Exercise goal -> Repeat exactly, and only, the lines from the one containing "Extract the structured" through the end of the records.

------------------------------------------------------------------------

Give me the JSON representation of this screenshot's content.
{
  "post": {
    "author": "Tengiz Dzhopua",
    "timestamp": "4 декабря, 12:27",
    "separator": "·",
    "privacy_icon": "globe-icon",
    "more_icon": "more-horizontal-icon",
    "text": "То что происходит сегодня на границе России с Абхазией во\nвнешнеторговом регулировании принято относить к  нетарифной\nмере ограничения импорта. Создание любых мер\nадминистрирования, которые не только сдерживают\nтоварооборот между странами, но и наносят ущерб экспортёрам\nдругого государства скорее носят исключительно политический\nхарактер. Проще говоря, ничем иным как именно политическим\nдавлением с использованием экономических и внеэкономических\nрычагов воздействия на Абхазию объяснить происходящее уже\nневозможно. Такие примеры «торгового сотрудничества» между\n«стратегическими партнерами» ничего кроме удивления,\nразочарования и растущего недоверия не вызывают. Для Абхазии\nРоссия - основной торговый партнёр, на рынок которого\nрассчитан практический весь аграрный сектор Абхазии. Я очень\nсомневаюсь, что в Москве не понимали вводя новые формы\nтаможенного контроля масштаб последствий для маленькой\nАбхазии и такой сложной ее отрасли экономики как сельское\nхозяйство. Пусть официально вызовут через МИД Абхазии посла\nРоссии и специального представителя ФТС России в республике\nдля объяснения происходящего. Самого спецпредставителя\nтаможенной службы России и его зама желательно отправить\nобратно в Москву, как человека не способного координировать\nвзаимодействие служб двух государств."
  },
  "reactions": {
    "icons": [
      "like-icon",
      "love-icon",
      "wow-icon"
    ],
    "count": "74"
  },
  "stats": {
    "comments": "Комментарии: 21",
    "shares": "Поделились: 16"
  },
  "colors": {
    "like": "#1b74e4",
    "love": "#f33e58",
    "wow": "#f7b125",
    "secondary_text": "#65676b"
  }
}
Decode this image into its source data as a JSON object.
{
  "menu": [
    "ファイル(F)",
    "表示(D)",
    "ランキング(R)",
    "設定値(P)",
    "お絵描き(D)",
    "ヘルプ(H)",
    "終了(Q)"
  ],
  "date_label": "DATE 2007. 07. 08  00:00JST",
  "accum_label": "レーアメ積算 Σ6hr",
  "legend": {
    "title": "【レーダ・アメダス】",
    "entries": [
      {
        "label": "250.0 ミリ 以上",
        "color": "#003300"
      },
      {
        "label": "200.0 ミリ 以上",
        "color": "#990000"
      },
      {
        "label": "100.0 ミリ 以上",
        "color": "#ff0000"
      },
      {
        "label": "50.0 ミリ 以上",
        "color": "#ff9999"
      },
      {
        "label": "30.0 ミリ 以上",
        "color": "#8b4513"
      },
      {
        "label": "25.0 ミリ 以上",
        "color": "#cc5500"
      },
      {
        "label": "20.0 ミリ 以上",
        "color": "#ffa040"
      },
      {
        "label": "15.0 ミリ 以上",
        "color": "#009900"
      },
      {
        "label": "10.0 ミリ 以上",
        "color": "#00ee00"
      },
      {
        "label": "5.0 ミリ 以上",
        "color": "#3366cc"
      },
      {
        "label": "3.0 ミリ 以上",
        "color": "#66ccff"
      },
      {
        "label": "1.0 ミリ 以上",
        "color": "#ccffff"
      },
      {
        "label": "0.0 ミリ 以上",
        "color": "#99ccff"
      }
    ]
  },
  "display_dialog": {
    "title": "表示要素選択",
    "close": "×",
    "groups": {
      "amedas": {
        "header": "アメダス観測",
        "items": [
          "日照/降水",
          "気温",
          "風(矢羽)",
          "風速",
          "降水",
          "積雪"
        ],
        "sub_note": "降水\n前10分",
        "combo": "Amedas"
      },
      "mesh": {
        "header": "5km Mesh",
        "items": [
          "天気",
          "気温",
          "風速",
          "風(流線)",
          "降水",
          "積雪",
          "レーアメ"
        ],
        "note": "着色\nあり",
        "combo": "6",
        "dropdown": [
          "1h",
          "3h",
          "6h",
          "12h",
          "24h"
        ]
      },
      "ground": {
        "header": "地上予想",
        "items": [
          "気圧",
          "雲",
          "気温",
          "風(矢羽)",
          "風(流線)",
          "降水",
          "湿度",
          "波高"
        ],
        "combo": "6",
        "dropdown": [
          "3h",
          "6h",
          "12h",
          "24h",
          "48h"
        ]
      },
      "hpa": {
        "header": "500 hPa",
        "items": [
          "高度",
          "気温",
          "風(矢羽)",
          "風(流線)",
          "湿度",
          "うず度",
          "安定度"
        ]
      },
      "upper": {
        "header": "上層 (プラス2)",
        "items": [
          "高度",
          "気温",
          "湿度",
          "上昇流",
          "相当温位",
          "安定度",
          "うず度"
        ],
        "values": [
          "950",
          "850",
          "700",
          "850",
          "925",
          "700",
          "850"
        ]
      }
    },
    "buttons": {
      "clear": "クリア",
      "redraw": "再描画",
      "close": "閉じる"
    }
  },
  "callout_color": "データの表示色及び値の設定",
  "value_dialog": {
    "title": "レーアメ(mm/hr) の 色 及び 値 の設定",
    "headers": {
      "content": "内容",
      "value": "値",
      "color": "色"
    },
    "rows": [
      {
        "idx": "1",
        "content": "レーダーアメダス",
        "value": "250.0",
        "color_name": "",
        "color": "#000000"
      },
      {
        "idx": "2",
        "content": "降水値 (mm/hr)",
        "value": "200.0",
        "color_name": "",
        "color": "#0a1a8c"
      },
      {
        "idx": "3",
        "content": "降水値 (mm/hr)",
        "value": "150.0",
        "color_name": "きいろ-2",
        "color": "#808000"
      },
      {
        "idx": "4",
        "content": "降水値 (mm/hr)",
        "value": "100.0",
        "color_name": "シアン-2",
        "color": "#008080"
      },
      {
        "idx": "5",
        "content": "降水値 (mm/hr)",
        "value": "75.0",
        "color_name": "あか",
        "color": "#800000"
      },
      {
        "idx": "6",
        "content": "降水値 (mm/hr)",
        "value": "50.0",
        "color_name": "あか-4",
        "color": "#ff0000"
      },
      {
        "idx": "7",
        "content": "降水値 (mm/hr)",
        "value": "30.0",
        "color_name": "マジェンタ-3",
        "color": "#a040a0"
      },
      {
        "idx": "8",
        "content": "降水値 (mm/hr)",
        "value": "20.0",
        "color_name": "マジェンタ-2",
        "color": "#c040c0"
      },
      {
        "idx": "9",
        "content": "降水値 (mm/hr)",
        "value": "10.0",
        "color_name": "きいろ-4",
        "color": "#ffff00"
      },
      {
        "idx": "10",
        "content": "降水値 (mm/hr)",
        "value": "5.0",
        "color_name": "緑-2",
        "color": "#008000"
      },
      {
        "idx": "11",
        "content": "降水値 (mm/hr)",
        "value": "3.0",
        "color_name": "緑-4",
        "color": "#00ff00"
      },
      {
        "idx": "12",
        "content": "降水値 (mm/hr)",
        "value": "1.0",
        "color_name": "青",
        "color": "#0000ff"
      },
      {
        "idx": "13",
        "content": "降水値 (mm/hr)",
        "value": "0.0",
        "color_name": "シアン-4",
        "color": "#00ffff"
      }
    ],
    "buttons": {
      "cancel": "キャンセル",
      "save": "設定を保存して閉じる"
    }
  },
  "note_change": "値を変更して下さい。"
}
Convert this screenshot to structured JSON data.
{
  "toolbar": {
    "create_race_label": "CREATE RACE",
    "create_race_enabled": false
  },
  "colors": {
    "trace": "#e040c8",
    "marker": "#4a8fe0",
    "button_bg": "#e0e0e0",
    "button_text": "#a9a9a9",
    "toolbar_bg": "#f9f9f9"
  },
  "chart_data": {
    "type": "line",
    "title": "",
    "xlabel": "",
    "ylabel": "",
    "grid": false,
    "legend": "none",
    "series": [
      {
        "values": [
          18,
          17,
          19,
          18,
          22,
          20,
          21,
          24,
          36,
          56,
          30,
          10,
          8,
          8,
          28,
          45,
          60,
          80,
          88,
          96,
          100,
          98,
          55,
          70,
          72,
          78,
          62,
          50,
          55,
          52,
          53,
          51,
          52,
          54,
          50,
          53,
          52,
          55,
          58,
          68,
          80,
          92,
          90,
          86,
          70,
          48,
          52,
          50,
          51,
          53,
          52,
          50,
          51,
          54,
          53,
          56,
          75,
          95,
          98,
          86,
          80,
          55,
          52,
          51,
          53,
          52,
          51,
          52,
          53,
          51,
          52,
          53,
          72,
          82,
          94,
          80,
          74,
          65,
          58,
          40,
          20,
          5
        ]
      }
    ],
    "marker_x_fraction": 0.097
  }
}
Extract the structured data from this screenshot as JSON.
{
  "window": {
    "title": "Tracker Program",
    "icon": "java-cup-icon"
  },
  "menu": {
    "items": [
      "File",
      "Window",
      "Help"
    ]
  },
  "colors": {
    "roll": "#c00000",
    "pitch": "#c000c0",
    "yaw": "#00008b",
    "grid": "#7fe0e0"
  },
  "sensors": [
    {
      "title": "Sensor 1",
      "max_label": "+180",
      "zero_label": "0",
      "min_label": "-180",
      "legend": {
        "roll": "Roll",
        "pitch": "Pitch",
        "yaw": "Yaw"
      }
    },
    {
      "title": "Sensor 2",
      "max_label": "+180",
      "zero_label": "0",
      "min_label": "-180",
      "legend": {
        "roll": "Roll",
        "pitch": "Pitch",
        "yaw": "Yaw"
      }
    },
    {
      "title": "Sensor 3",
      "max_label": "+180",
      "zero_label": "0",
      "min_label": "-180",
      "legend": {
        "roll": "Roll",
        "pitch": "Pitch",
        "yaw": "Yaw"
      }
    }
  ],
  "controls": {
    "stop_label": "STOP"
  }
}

------------------------------------------------------------------------

Solution for this problem ->
Extract the structured data from this screenshot as JSON.
{
  "window": {
    "title": "Tracker Program",
    "icon": "java-cup-icon"
  },
  "menu": {
    "items": [
      "File",
      "Window",
      "Help"
    ]
  },
  "colors": {
    "roll": "#c00000",
    "pitch": "#c000c0",
    "yaw": "#00008b",
    "grid": "#7fe0e0"
  },
  "sensors": [
    {
      "title": "Sensor 1",
      "max_label": "+180",
      "zero_label": "0",
      "min_label": "-180",
      "legend": {
        "roll": "Roll",
        "pitch": "Pitch",
        "yaw": "Yaw"
      }
    },
    {
      "title": "Sensor 2",
      "max_label": "+180",
      "zero_label": "0",
      "min_label": "-180",
      "legend": {
        "roll": "Roll",
        "pitch": "Pitch",
        "yaw": "Yaw"
      }
    },
    {
      "title": "Sensor 3",
      "max_label": "+180",
      "zero_label": "0",
      "min_label": "-180",
      "legend": {
        "roll": "Roll",
        "pitch": "Pitch",
        "yaw": "Yaw"
      }
    }
  ],
  "controls": {
    "stop_label": "STOP"
  }
}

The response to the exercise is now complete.